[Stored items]
────────────────

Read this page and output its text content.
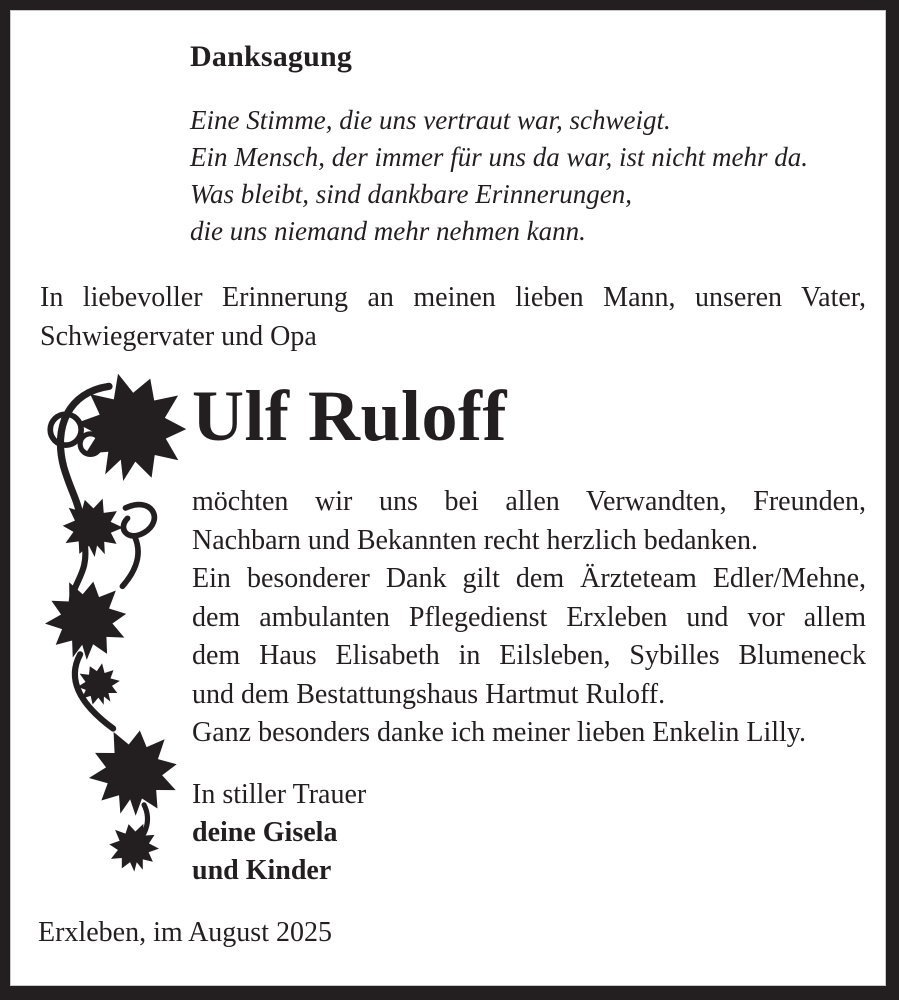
Danksagung
Eine Stimme, die uns vertraut war, schweigt.
Ein Mensch, der immer für uns da war, ist nicht mehr da.
Was bleibt, sind dankbare Erinnerungen,
die uns niemand mehr nehmen kann.
In liebevoller Erinnerung an meinen lieben Mann, unseren Vater,
Schwiegervater und Opa
Ulf Ruloff
möchten wir uns bei allen Verwandten, Freunden,
Nachbarn und Bekannten recht herzlich bedanken.
Ein besonderer Dank gilt dem Ärzteteam Edler/Mehne,
dem ambulanten Pflegedienst Erxleben und vor allem
dem Haus Elisabeth in Eilsleben, Sybilles Blumeneck
und dem Bestattungshaus Hartmut Ruloff.
Ganz besonders danke ich meiner lieben Enkelin Lilly.
In stiller Trauer
deine Gisela
und Kinder
Erxleben, im August 2025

────────────────

■ DO THIS:
Filter the listing above for the string "Erxleben" and copy every matching line.

■ THE RESPONSE:
dem ambulanten Pflegedienst Erxleben und vor allem
Erxleben, im August 2025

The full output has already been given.